[SOURCE MATERIAL start]

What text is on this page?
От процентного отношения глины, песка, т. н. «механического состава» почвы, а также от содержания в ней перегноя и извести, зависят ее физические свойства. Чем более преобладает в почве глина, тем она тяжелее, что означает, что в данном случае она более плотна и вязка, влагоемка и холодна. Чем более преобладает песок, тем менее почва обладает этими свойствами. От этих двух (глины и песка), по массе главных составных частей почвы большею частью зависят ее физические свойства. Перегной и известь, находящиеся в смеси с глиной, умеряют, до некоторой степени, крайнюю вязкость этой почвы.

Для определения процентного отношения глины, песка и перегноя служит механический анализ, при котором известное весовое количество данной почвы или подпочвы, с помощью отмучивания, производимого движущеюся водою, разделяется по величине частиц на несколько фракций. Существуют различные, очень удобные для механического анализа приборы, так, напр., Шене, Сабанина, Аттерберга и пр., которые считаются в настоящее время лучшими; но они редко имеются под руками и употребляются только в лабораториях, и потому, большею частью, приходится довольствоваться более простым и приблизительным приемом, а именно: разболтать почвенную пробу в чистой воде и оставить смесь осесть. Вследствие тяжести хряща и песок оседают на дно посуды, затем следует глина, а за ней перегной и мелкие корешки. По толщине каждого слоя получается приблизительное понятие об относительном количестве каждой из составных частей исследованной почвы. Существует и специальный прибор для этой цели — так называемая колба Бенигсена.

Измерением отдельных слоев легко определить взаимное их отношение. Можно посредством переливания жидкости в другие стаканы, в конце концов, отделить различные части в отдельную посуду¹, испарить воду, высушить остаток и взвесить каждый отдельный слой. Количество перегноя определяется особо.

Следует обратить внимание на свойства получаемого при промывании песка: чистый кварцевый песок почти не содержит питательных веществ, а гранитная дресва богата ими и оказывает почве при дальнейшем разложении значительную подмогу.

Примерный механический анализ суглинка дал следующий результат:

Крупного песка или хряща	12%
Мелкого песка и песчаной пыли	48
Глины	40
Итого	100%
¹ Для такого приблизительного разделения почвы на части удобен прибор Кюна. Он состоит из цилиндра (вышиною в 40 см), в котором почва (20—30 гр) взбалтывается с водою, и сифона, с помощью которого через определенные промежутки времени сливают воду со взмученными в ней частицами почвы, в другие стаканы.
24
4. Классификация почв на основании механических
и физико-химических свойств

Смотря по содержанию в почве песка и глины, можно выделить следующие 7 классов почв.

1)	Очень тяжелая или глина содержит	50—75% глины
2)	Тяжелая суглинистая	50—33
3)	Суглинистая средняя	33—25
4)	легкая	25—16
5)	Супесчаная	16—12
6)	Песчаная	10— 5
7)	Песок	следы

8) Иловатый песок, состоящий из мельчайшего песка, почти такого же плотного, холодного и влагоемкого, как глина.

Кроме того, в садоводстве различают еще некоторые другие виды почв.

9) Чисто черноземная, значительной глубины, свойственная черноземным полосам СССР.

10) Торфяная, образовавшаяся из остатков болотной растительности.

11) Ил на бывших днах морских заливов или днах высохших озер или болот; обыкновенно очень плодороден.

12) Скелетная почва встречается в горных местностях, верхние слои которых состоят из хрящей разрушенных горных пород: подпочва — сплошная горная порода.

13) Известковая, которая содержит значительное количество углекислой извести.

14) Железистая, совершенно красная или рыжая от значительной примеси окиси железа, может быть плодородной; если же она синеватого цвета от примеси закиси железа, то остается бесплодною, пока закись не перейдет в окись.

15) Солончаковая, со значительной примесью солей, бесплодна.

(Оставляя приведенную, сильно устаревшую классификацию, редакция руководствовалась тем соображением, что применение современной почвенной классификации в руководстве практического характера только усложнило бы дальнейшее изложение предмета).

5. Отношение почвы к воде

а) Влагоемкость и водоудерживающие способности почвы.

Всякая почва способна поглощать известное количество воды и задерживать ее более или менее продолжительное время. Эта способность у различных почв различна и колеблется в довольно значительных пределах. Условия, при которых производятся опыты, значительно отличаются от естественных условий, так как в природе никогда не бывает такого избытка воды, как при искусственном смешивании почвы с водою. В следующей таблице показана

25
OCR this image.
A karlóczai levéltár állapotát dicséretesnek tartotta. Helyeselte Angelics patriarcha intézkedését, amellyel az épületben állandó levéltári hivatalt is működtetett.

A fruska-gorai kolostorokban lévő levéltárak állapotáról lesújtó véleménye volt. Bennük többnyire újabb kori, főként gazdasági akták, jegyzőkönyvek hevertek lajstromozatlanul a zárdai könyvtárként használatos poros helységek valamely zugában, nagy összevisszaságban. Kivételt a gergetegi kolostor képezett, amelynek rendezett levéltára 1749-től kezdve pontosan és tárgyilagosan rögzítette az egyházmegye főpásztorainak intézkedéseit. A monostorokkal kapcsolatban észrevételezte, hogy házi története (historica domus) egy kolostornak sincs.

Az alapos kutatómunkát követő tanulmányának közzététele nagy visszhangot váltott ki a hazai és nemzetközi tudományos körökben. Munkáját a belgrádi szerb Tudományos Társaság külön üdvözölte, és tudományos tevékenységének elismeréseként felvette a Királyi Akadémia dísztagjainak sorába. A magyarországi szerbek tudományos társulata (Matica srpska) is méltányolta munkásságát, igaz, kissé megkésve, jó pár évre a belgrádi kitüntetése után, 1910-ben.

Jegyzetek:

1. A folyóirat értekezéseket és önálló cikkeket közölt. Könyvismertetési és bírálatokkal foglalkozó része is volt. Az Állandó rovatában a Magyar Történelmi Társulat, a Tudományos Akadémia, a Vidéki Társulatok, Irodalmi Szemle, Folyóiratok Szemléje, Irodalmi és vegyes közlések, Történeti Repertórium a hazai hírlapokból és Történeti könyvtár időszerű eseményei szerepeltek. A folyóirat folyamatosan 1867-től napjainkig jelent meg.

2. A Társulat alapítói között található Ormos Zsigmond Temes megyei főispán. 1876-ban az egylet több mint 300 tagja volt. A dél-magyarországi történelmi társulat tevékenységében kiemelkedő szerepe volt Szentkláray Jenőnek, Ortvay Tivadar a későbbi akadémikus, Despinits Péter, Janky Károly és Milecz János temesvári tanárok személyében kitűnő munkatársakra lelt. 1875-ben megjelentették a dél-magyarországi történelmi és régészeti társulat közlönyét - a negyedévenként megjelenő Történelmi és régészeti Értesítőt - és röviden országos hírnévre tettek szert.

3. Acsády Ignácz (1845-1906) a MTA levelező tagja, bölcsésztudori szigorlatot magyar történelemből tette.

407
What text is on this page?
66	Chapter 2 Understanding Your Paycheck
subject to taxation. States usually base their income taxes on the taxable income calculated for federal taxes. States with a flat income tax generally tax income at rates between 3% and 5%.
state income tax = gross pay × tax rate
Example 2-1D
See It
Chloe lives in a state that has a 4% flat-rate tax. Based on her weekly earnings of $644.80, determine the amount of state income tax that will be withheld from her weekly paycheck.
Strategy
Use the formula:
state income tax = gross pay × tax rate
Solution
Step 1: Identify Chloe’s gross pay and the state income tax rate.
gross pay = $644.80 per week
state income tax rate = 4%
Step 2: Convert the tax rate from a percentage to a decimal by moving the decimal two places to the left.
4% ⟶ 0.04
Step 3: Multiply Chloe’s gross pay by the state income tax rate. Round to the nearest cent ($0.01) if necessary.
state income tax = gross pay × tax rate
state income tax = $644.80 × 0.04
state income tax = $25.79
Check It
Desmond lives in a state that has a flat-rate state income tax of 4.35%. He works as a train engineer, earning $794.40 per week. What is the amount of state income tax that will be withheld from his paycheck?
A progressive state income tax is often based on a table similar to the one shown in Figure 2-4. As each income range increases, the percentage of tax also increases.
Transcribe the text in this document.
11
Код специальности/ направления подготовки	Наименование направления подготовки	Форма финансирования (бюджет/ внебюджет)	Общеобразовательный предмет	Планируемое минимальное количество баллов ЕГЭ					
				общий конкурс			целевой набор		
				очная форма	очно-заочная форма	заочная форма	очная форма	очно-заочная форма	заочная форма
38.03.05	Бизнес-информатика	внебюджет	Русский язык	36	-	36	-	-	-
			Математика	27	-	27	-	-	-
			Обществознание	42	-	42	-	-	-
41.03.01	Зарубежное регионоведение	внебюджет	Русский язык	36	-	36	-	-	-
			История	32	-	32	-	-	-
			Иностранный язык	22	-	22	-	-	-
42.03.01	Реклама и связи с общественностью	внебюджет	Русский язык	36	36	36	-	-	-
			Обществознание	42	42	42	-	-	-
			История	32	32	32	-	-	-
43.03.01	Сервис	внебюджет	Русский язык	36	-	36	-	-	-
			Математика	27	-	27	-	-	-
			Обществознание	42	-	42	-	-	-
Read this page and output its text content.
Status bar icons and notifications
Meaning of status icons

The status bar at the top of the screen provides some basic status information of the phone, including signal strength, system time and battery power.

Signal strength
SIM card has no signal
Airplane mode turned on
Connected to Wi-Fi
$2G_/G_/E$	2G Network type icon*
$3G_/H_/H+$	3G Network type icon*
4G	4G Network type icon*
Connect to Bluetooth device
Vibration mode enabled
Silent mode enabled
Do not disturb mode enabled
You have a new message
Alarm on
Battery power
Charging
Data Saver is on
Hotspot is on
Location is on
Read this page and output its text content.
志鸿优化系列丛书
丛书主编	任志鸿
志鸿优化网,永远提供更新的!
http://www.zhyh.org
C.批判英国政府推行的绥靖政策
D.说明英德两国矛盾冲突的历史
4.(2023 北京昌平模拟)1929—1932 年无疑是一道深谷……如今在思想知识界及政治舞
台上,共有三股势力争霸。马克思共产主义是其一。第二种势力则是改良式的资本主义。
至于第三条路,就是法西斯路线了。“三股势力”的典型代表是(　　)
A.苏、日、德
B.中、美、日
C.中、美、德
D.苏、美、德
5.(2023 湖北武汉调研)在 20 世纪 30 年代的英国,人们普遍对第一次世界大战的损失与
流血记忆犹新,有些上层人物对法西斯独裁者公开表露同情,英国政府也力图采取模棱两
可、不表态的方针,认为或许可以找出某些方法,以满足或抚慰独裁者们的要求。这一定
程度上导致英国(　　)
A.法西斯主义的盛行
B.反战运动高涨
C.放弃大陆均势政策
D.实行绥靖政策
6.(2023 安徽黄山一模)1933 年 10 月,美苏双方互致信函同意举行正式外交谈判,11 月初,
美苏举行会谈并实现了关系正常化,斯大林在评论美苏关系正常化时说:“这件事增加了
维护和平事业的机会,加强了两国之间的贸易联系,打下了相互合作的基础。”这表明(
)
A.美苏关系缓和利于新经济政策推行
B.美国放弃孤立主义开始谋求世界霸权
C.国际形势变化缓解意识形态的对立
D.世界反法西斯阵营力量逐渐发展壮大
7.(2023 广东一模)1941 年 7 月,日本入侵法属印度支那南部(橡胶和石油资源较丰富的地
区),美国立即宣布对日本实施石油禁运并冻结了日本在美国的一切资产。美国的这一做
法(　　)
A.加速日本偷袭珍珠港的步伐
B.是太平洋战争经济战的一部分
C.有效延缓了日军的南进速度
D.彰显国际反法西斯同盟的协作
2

[SOURCE MATERIAL end]

*WHAT THE TASK REQUIRES*. Find every line that includes the string "enabled". Report how many there are and nothing else.

*RESPONSE TO THIS EXERCISE*. 3